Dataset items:
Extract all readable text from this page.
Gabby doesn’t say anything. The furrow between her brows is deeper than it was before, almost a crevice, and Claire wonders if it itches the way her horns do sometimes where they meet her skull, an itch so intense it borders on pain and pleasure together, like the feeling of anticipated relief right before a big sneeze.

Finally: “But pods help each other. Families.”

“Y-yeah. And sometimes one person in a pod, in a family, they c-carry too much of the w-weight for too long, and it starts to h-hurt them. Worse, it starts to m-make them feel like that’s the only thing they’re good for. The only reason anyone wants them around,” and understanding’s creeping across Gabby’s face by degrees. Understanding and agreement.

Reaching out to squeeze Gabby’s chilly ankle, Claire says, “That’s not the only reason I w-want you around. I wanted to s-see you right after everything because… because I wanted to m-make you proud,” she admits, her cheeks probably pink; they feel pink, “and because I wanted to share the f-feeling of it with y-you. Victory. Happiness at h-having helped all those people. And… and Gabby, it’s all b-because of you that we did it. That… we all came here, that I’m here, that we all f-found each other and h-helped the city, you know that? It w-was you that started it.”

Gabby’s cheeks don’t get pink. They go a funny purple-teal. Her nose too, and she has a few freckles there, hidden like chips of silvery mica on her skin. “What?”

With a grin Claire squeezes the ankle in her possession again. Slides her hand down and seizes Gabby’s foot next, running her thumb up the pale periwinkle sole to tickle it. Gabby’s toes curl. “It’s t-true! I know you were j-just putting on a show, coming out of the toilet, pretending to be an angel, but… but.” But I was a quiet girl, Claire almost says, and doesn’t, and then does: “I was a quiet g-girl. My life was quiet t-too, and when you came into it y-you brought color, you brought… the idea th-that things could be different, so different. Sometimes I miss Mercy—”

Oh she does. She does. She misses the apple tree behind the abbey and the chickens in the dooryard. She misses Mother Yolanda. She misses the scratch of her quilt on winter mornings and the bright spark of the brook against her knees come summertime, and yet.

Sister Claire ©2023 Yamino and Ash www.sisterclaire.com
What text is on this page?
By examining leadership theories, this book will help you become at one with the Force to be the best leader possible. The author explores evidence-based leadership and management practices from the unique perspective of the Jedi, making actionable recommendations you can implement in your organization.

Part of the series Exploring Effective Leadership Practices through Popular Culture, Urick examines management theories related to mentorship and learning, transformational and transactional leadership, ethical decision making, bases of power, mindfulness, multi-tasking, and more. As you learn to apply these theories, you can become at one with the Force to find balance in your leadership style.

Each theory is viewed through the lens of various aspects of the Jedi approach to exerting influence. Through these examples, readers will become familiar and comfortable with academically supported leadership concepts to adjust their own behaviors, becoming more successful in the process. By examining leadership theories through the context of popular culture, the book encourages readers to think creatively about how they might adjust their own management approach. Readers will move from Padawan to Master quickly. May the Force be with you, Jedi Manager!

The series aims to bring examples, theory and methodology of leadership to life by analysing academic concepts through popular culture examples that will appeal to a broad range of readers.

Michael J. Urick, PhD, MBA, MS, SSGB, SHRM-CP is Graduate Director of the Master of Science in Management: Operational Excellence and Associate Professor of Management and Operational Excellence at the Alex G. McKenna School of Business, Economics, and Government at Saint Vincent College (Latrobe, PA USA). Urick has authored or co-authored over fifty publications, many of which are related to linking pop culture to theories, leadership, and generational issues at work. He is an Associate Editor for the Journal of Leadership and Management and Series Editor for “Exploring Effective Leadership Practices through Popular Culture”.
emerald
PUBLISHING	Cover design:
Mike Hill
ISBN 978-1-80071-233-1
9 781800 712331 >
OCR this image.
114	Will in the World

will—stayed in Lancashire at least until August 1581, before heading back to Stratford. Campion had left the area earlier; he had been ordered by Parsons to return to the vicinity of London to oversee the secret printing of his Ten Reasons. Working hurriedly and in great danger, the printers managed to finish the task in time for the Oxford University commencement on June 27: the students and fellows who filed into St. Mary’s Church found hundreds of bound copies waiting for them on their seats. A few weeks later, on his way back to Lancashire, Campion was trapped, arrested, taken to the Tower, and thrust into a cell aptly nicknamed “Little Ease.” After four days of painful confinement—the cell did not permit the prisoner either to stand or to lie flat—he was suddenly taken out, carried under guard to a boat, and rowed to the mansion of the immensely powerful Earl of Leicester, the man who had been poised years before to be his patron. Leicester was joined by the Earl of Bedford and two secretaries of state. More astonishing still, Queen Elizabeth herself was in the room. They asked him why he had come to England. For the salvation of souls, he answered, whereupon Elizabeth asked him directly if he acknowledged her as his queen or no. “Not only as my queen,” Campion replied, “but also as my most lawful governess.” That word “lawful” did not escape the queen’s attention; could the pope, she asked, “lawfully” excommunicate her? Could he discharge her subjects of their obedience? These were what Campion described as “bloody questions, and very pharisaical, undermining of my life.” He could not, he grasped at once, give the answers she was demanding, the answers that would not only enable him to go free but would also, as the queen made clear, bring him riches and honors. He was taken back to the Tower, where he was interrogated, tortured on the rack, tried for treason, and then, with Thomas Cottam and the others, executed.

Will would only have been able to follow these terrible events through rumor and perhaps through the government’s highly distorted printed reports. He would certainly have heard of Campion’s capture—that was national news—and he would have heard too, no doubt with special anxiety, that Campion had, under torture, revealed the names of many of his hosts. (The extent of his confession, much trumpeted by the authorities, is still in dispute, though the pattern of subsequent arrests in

TASK BRIEF: The records above should be returned exactly.

OUTPUT BELOW:
Extract all readable text from this page.
Gabby doesn’t say anything. The furrow between her brows is deeper than it was before, almost a crevice, and Claire wonders if it itches the way her horns do sometimes where they meet her skull, an itch so intense it borders on pain and pleasure together, like the feeling of anticipated relief right before a big sneeze.

Finally: “But pods help each other. Families.”

“Y-yeah. And sometimes one person in a pod, in a family, they c-carry too much of the w-weight for too long, and it starts to h-hurt them. Worse, it starts to m-make them feel like that’s the only thing they’re good for. The only reason anyone wants them around,” and understanding’s creeping across Gabby’s face by degrees. Understanding and agreement.

Reaching out to squeeze Gabby’s chilly ankle, Claire says, “That’s not the only reason I w-want you around. I wanted to s-see you right after everything because… because I wanted to m-make you proud,” she admits, her cheeks probably pink; they feel pink, “and because I wanted to share the f-feeling of it with y-you. Victory. Happiness at h-having helped all those people. And… and Gabby, it’s all b-because of you that we did it. That… we all came here, that I’m here, that we all f-found each other and h-helped the city, you know that? It w-was you that started it.”

Gabby’s cheeks don’t get pink. They go a funny purple-teal. Her nose too, and she has a few freckles there, hidden like chips of silvery mica on her skin. “What?”

With a grin Claire squeezes the ankle in her possession again. Slides her hand down and seizes Gabby’s foot next, running her thumb up the pale periwinkle sole to tickle it. Gabby’s toes curl. “It’s t-true! I know you were j-just putting on a show, coming out of the toilet, pretending to be an angel, but… but.” But I was a quiet girl, Claire almost says, and doesn’t, and then does: “I was a quiet g-girl. My life was quiet t-too, and when you came into it y-you brought color, you brought… the idea th-that things could be different, so different. Sometimes I miss Mercy—”

Oh she does. She does. She misses the apple tree behind the abbey and the chickens in the dooryard. She misses Mother Yolanda. She misses the scratch of her quilt on winter mornings and the bright spark of the brook against her knees come summertime, and yet.

Sister Claire ©2023 Yamino and Ash www.sisterclaire.com
What text is on this page?
By examining leadership theories, this book will help you become at one with the Force to be the best leader possible. The author explores evidence-based leadership and management practices from the unique perspective of the Jedi, making actionable recommendations you can implement in your organization.

Part of the series Exploring Effective Leadership Practices through Popular Culture, Urick examines management theories related to mentorship and learning, transformational and transactional leadership, ethical decision making, bases of power, mindfulness, multi-tasking, and more. As you learn to apply these theories, you can become at one with the Force to find balance in your leadership style.

Each theory is viewed through the lens of various aspects of the Jedi approach to exerting influence. Through these examples, readers will become familiar and comfortable with academically supported leadership concepts to adjust their own behaviors, becoming more successful in the process. By examining leadership theories through the context of popular culture, the book encourages readers to think creatively about how they might adjust their own management approach. Readers will move from Padawan to Master quickly. May the Force be with you, Jedi Manager!

The series aims to bring examples, theory and methodology of leadership to life by analysing academic concepts through popular culture examples that will appeal to a broad range of readers.

Michael J. Urick, PhD, MBA, MS, SSGB, SHRM-CP is Graduate Director of the Master of Science in Management: Operational Excellence and Associate Professor of Management and Operational Excellence at the Alex G. McKenna School of Business, Economics, and Government at Saint Vincent College (Latrobe, PA USA). Urick has authored or co-authored over fifty publications, many of which are related to linking pop culture to theories, leadership, and generational issues at work. He is an Associate Editor for the Journal of Leadership and Management and Series Editor for “Exploring Effective Leadership Practices through Popular Culture”.
emerald
PUBLISHING	Cover design:
Mike Hill
ISBN 978-1-80071-233-1
9 781800 712331 >
OCR this image.
114	Will in the World

will—stayed in Lancashire at least until August 1581, before heading back to Stratford. Campion had left the area earlier; he had been ordered by Parsons to return to the vicinity of London to oversee the secret printing of his Ten Reasons. Working hurriedly and in great danger, the printers managed to finish the task in time for the Oxford University commencement on June 27: the students and fellows who filed into St. Mary’s Church found hundreds of bound copies waiting for them on their seats. A few weeks later, on his way back to Lancashire, Campion was trapped, arrested, taken to the Tower, and thrust into a cell aptly nicknamed “Little Ease.” After four days of painful confinement—the cell did not permit the prisoner either to stand or to lie flat—he was suddenly taken out, carried under guard to a boat, and rowed to the mansion of the immensely powerful Earl of Leicester, the man who had been poised years before to be his patron. Leicester was joined by the Earl of Bedford and two secretaries of state. More astonishing still, Queen Elizabeth herself was in the room. They asked him why he had come to England. For the salvation of souls, he answered, whereupon Elizabeth asked him directly if he acknowledged her as his queen or no. “Not only as my queen,” Campion replied, “but also as my most lawful governess.” That word “lawful” did not escape the queen’s attention; could the pope, she asked, “lawfully” excommunicate her? Could he discharge her subjects of their obedience? These were what Campion described as “bloody questions, and very pharisaical, undermining of my life.” He could not, he grasped at once, give the answers she was demanding, the answers that would not only enable him to go free but would also, as the queen made clear, bring him riches and honors. He was taken back to the Tower, where he was interrogated, tortured on the rack, tried for treason, and then, with Thomas Cottam and the others, executed.

Will would only have been able to follow these terrible events through rumor and perhaps through the government’s highly distorted printed reports. He would certainly have heard of Campion’s capture—that was national news—and he would have heard too, no doubt with special anxiety, that Campion had, under torture, revealed the names of many of his hosts. (The extent of his confession, much trumpeted by the authorities, is still in dispute, though the pattern of subsequent arrests in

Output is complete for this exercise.